Records:
──────────

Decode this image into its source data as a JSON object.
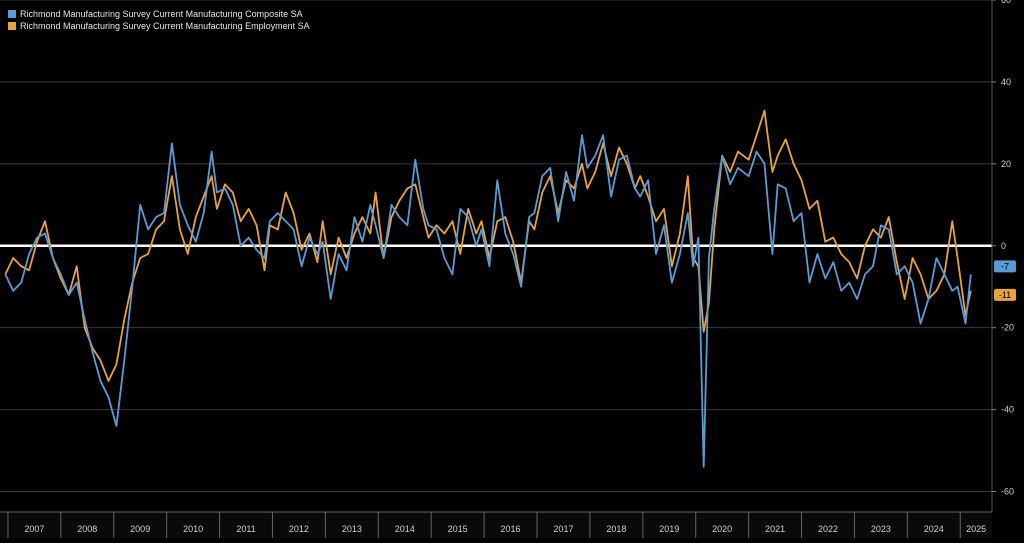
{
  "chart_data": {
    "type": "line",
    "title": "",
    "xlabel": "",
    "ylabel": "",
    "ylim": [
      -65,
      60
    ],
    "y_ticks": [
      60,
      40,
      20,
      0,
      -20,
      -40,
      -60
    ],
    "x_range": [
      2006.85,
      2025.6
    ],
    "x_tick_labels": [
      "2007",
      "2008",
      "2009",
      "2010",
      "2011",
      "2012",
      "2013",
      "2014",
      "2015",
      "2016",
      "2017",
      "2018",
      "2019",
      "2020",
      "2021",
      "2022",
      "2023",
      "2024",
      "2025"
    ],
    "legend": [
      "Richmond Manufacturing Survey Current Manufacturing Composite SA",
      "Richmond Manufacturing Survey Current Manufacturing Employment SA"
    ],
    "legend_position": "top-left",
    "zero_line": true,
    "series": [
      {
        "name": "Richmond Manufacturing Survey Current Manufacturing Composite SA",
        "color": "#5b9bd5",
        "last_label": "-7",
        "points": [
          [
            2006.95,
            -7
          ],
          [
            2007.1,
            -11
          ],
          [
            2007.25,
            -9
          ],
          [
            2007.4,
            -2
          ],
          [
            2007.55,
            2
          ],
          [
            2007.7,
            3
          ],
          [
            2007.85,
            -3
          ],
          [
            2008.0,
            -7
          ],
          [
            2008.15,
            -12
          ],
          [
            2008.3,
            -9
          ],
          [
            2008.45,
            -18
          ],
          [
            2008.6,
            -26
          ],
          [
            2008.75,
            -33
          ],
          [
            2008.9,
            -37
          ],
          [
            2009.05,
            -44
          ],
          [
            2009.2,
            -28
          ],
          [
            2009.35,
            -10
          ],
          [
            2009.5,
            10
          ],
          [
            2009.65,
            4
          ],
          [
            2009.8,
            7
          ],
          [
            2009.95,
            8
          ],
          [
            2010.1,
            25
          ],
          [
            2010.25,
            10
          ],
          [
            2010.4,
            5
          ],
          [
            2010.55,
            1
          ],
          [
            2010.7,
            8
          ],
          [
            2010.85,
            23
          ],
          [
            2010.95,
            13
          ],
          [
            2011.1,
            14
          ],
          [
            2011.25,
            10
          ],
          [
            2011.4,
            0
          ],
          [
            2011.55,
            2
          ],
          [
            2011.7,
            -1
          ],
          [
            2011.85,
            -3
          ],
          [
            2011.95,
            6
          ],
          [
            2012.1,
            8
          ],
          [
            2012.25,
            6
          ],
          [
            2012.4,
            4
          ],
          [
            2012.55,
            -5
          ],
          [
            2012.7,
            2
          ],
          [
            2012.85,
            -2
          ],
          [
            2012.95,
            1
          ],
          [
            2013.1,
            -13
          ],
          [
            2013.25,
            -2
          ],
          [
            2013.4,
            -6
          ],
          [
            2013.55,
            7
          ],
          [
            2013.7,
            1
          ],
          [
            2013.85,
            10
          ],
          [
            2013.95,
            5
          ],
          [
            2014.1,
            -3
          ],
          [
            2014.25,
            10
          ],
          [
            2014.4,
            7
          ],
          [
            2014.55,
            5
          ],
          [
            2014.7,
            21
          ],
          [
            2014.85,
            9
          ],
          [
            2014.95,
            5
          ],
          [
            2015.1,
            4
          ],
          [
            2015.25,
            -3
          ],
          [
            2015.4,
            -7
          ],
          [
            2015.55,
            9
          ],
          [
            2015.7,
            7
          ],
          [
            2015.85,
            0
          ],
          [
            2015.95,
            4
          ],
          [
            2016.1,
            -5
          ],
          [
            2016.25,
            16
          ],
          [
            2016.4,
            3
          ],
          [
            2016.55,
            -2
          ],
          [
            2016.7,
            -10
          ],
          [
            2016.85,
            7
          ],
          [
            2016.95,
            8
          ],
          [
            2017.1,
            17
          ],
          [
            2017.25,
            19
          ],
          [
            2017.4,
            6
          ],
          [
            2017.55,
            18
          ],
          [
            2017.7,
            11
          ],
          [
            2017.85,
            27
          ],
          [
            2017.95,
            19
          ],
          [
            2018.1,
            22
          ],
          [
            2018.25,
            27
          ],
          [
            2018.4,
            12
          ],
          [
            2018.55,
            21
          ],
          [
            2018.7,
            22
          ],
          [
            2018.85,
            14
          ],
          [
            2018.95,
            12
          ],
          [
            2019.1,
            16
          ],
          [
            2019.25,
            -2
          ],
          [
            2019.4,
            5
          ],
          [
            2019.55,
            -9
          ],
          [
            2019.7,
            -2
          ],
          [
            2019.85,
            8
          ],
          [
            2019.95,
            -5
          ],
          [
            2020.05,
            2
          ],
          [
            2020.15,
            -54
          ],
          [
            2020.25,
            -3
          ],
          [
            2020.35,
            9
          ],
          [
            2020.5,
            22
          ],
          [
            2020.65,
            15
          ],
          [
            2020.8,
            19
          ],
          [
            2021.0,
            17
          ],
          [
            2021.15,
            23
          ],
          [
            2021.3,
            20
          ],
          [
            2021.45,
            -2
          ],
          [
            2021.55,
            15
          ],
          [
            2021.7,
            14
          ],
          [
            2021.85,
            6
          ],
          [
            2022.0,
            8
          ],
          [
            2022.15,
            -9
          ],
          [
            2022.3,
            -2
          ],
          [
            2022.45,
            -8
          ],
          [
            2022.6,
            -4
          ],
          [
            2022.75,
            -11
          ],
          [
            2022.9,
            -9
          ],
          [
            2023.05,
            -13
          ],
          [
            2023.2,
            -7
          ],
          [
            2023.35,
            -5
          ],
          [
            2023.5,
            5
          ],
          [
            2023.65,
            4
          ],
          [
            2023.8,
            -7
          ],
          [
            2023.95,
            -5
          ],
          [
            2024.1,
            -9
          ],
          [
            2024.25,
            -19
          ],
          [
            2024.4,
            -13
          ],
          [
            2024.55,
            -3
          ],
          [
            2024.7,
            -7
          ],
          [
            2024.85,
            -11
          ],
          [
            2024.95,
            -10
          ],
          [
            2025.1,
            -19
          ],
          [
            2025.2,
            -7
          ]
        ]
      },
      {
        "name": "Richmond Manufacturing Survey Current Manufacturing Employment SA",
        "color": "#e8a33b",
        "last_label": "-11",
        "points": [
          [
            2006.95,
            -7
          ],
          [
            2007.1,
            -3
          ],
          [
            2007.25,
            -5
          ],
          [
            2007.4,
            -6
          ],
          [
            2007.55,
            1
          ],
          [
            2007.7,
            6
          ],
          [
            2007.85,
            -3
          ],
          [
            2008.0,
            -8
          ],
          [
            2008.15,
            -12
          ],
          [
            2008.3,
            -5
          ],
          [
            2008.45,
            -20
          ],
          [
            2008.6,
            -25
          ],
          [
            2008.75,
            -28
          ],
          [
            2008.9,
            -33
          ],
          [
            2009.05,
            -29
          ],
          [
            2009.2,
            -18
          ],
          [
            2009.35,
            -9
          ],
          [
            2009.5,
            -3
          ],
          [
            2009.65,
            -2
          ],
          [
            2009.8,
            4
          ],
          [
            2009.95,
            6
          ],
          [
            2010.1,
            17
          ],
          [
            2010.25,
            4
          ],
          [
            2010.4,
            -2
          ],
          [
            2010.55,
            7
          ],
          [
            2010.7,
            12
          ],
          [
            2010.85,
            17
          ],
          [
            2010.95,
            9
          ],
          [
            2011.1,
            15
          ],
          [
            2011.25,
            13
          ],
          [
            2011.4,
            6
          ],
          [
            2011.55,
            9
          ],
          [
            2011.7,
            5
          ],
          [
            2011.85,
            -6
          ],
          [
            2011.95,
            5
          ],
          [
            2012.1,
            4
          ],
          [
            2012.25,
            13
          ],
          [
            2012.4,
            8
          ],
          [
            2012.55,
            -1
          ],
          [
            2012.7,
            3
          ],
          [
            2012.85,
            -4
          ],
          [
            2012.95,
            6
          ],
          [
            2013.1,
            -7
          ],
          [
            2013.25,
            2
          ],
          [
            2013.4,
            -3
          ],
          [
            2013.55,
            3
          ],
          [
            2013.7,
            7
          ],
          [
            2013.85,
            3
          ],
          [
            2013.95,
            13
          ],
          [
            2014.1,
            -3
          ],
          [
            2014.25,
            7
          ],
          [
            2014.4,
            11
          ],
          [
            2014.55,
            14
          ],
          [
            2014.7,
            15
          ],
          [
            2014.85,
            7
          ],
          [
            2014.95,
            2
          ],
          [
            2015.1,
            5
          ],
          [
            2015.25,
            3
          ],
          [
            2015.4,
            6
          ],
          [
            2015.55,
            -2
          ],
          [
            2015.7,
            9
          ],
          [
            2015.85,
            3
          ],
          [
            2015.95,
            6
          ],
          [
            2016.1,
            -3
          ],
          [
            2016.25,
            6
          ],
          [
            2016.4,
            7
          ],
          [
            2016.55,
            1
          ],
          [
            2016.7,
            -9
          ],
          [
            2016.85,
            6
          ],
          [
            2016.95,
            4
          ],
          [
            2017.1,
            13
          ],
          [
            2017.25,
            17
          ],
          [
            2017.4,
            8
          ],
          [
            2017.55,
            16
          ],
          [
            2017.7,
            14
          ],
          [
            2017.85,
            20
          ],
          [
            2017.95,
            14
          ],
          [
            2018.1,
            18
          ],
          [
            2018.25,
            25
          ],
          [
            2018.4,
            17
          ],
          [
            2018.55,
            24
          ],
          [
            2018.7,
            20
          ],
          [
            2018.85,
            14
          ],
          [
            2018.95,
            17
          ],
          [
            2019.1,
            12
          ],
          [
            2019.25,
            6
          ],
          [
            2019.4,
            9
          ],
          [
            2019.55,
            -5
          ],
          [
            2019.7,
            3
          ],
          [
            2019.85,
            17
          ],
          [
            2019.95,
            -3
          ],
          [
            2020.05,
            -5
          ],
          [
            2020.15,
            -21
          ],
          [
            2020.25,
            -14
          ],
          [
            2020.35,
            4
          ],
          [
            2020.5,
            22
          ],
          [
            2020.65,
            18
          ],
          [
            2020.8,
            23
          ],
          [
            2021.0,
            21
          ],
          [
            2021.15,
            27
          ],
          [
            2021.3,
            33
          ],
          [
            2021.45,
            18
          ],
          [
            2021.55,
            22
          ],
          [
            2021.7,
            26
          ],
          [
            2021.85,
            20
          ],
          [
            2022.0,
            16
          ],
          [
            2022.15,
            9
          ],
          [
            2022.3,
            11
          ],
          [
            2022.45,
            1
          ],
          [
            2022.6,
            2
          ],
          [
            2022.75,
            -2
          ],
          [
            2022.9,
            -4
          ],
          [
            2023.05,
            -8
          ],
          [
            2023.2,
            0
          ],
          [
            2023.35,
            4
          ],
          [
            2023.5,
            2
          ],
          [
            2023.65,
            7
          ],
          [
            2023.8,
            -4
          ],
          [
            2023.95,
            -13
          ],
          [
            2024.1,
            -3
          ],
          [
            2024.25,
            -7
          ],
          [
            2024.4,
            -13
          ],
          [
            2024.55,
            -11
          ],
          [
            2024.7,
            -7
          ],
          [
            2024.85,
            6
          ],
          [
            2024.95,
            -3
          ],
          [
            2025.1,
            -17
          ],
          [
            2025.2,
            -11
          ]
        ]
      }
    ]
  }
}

──────────

◆ **Aim of the task**
Only the number is wanted: how many lines of the data contain the word "Composite"?

◆ **Correct result**
2